Stored data entries
--- --- ---

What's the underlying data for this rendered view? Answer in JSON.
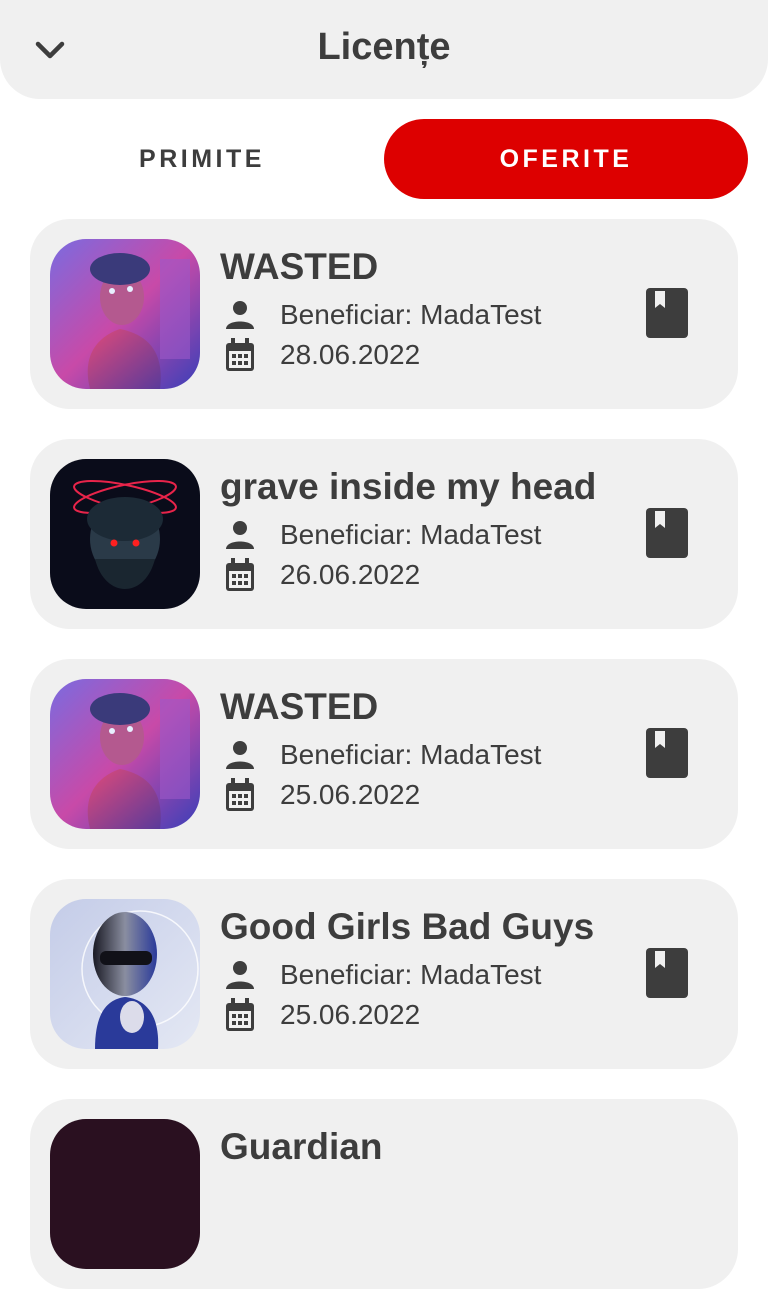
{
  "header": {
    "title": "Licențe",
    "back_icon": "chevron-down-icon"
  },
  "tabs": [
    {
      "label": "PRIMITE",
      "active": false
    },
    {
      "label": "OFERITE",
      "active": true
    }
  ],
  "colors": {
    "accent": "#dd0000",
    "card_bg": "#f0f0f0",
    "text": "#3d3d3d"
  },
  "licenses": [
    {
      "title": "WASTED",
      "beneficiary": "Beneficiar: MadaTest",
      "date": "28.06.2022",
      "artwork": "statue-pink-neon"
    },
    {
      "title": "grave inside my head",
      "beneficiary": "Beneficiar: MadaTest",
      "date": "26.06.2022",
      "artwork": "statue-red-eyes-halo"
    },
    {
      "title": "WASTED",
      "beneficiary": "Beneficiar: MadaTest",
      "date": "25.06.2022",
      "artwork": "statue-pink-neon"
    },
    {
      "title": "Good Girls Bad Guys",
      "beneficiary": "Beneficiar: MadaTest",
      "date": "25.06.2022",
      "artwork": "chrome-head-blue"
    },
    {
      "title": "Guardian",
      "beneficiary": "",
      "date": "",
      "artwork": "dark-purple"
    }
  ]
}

--- --- ---

Exercise details
Take the entries shown above and quote them verbatim, passing over the pictures.

Complete answer
What's the underlying data for this rendered view? Answer in JSON.
{
  "header": {
    "title": "Licențe",
    "back_icon": "chevron-down-icon"
  },
  "tabs": [
    {
      "label": "PRIMITE",
      "active": false
    },
    {
      "label": "OFERITE",
      "active": true
    }
  ],
  "colors": {
    "accent": "#dd0000",
    "card_bg": "#f0f0f0",
    "text": "#3d3d3d"
  },
  "licenses": [
    {
      "title": "WASTED",
      "beneficiary": "Beneficiar: MadaTest",
      "date": "28.06.2022",
      "artwork": "statue-pink-neon"
    },
    {
      "title": "grave inside my head",
      "beneficiary": "Beneficiar: MadaTest",
      "date": "26.06.2022",
      "artwork": "statue-red-eyes-halo"
    },
    {
      "title": "WASTED",
      "beneficiary": "Beneficiar: MadaTest",
      "date": "25.06.2022",
      "artwork": "statue-pink-neon"
    },
    {
      "title": "Good Girls Bad Guys",
      "beneficiary": "Beneficiar: MadaTest",
      "date": "25.06.2022",
      "artwork": "chrome-head-blue"
    },
    {
      "title": "Guardian",
      "beneficiary": "",
      "date": "",
      "artwork": "dark-purple"
    }
  ]
}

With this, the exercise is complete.